• [OBJECTIVE] Write out every line of the data below word for word, changing nothing.

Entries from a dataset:
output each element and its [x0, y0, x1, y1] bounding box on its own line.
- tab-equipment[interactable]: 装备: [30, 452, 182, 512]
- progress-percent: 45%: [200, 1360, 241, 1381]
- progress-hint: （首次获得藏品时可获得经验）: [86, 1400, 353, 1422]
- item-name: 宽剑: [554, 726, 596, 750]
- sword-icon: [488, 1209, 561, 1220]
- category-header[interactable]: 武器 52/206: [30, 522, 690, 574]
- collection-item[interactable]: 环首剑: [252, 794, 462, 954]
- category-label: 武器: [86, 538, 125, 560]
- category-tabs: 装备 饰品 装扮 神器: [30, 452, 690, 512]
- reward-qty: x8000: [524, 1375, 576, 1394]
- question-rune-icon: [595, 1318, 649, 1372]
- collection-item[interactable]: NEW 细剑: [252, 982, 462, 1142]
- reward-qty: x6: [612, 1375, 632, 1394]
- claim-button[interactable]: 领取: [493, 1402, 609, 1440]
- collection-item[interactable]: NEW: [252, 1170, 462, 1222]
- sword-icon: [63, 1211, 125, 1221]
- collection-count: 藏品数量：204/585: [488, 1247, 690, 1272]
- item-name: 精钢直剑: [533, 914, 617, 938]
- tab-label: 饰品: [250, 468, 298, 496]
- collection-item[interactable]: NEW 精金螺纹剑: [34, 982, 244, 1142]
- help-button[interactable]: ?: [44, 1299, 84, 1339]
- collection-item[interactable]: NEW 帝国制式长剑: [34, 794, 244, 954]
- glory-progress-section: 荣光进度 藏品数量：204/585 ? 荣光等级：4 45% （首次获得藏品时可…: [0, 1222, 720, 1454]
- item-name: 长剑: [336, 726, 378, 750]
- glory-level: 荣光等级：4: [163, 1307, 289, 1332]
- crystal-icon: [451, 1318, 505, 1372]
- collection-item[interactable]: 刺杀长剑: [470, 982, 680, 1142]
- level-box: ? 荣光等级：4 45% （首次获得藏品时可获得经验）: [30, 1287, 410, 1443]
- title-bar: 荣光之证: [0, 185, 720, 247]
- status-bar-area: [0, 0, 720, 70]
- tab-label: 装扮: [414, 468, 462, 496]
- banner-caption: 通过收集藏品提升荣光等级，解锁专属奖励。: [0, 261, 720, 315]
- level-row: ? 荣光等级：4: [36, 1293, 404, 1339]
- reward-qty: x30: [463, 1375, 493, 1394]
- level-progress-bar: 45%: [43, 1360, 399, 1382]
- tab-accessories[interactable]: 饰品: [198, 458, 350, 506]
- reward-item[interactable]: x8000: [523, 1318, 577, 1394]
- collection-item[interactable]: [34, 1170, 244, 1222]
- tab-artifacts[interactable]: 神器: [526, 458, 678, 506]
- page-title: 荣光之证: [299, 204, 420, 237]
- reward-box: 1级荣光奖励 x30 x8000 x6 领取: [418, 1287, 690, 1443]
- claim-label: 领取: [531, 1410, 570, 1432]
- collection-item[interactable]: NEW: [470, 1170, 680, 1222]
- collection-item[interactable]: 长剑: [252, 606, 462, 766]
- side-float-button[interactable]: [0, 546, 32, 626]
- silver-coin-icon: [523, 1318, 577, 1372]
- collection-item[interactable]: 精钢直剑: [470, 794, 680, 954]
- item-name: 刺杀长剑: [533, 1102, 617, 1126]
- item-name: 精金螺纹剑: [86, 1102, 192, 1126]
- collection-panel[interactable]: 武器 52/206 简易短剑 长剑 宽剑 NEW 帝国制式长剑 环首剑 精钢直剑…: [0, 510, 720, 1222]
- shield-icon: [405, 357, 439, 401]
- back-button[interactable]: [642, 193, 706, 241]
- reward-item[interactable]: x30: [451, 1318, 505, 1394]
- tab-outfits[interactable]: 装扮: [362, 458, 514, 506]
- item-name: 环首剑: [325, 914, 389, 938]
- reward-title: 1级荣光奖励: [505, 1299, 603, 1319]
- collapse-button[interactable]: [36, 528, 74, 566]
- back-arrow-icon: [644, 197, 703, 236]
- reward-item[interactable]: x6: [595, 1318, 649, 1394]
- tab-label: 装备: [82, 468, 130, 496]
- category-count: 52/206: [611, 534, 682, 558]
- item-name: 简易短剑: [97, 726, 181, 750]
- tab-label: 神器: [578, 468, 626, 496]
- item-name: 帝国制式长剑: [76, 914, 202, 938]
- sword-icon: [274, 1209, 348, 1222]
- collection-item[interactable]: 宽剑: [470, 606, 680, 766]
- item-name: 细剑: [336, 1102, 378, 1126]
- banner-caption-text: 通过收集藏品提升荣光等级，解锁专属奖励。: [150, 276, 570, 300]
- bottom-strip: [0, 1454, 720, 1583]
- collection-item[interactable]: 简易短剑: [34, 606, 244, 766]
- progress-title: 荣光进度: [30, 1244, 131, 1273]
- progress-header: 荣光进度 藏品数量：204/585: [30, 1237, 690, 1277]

• [FULL ANSWER]
output each element and its [x0, y0, x1, y1] bounding box on its own line.
- tab-equipment[interactable]: 装备: [30, 452, 182, 512]
- progress-percent: 45%: [200, 1360, 241, 1381]
- progress-hint: （首次获得藏品时可获得经验）: [86, 1400, 353, 1422]
- item-name: 宽剑: [554, 726, 596, 750]
- sword-icon: [488, 1209, 561, 1220]
- category-header[interactable]: 武器 52/206: [30, 522, 690, 574]
- collection-item[interactable]: 环首剑: [252, 794, 462, 954]
- category-label: 武器: [86, 538, 125, 560]
- category-tabs: 装备 饰品 装扮 神器: [30, 452, 690, 512]
- reward-qty: x8000: [524, 1375, 576, 1394]
- question-rune-icon: [595, 1318, 649, 1372]
- collection-item[interactable]: NEW 细剑: [252, 982, 462, 1142]
- reward-qty: x6: [612, 1375, 632, 1394]
- claim-button[interactable]: 领取: [493, 1402, 609, 1440]
- collection-item[interactable]: NEW: [252, 1170, 462, 1222]
- sword-icon: [63, 1211, 125, 1221]
- collection-count: 藏品数量：204/585: [488, 1247, 690, 1272]
- item-name: 精钢直剑: [533, 914, 617, 938]
- tab-label: 饰品: [250, 468, 298, 496]
- collection-item[interactable]: NEW 精金螺纹剑: [34, 982, 244, 1142]
- help-button[interactable]: ?: [44, 1299, 84, 1339]
- collection-item[interactable]: NEW 帝国制式长剑: [34, 794, 244, 954]
- glory-progress-section: 荣光进度 藏品数量：204/585 ? 荣光等级：4 45% （首次获得藏品时可…: [0, 1222, 720, 1454]
- item-name: 长剑: [336, 726, 378, 750]
- glory-level: 荣光等级：4: [163, 1307, 289, 1332]
- crystal-icon: [451, 1318, 505, 1372]
- collection-item[interactable]: 刺杀长剑: [470, 982, 680, 1142]
- level-box: ? 荣光等级：4 45% （首次获得藏品时可获得经验）: [30, 1287, 410, 1443]
- title-bar: 荣光之证: [0, 185, 720, 247]
- status-bar-area: [0, 0, 720, 70]
- tab-label: 装扮: [414, 468, 462, 496]
- banner-caption: 通过收集藏品提升荣光等级，解锁专属奖励。: [0, 261, 720, 315]
- level-row: ? 荣光等级：4: [36, 1293, 404, 1339]
- reward-qty: x30: [463, 1375, 493, 1394]
- level-progress-bar: 45%: [43, 1360, 399, 1382]
- tab-accessories[interactable]: 饰品: [198, 458, 350, 506]
- reward-item[interactable]: x8000: [523, 1318, 577, 1394]
- collection-item[interactable]: [34, 1170, 244, 1222]
- tab-artifacts[interactable]: 神器: [526, 458, 678, 506]
- page-title: 荣光之证: [299, 204, 420, 237]
- reward-box: 1级荣光奖励 x30 x8000 x6 领取: [418, 1287, 690, 1443]
- claim-label: 领取: [531, 1410, 570, 1432]
- collection-item[interactable]: NEW: [470, 1170, 680, 1222]
- collection-item[interactable]: 长剑: [252, 606, 462, 766]
- side-float-button[interactable]: [0, 546, 32, 626]
- silver-coin-icon: [523, 1318, 577, 1372]
- collection-item[interactable]: 精钢直剑: [470, 794, 680, 954]
- item-name: 刺杀长剑: [533, 1102, 617, 1126]
- item-name: 精金螺纹剑: [86, 1102, 192, 1126]
- collection-panel[interactable]: 武器 52/206 简易短剑 长剑 宽剑 NEW 帝国制式长剑 环首剑 精钢直剑…: [0, 510, 720, 1222]
- shield-icon: [405, 357, 439, 401]
- back-button[interactable]: [642, 193, 706, 241]
- reward-item[interactable]: x30: [451, 1318, 505, 1394]
- tab-outfits[interactable]: 装扮: [362, 458, 514, 506]
- item-name: 环首剑: [325, 914, 389, 938]
- reward-title: 1级荣光奖励: [505, 1299, 603, 1319]
- collapse-button[interactable]: [36, 528, 74, 566]
- back-arrow-icon: [644, 197, 703, 236]
- reward-item[interactable]: x6: [595, 1318, 649, 1394]
- tab-label: 装备: [82, 468, 130, 496]
- category-count: 52/206: [611, 534, 682, 558]
- item-name: 简易短剑: [97, 726, 181, 750]
- tab-label: 神器: [578, 468, 626, 496]
- item-name: 帝国制式长剑: [76, 914, 202, 938]
- sword-icon: [274, 1209, 348, 1222]
- collection-item[interactable]: 宽剑: [470, 606, 680, 766]
- item-name: 细剑: [336, 1102, 378, 1126]
- banner-caption-text: 通过收集藏品提升荣光等级，解锁专属奖励。: [150, 276, 570, 300]
- bottom-strip: [0, 1454, 720, 1583]
- collection-item[interactable]: 简易短剑: [34, 606, 244, 766]
- progress-title: 荣光进度: [30, 1244, 131, 1273]
- progress-header: 荣光进度 藏品数量：204/585: [30, 1237, 690, 1277]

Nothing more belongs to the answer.